▶ **What is required**
In how many lines of the data does the word "Charles" appear? Give the number by itself.

──────────

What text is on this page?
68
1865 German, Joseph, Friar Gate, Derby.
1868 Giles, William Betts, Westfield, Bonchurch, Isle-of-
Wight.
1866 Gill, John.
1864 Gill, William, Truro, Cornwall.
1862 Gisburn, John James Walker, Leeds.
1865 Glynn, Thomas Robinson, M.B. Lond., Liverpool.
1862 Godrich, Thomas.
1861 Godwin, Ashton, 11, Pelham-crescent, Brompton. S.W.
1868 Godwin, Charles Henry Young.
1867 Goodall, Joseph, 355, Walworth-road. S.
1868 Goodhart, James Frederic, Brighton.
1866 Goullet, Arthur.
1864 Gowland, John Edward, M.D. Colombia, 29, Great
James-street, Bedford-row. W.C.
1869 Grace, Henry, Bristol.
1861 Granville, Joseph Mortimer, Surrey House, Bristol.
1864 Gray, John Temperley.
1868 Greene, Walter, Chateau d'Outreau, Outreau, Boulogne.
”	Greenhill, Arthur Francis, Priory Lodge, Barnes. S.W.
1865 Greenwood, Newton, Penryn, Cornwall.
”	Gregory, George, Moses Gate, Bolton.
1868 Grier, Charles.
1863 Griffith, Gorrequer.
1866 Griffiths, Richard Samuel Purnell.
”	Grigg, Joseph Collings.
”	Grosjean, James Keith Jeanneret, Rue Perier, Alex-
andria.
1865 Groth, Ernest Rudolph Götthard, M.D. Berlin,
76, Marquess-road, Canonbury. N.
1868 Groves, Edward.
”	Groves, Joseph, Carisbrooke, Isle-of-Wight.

──────────

▶ **The solution**
2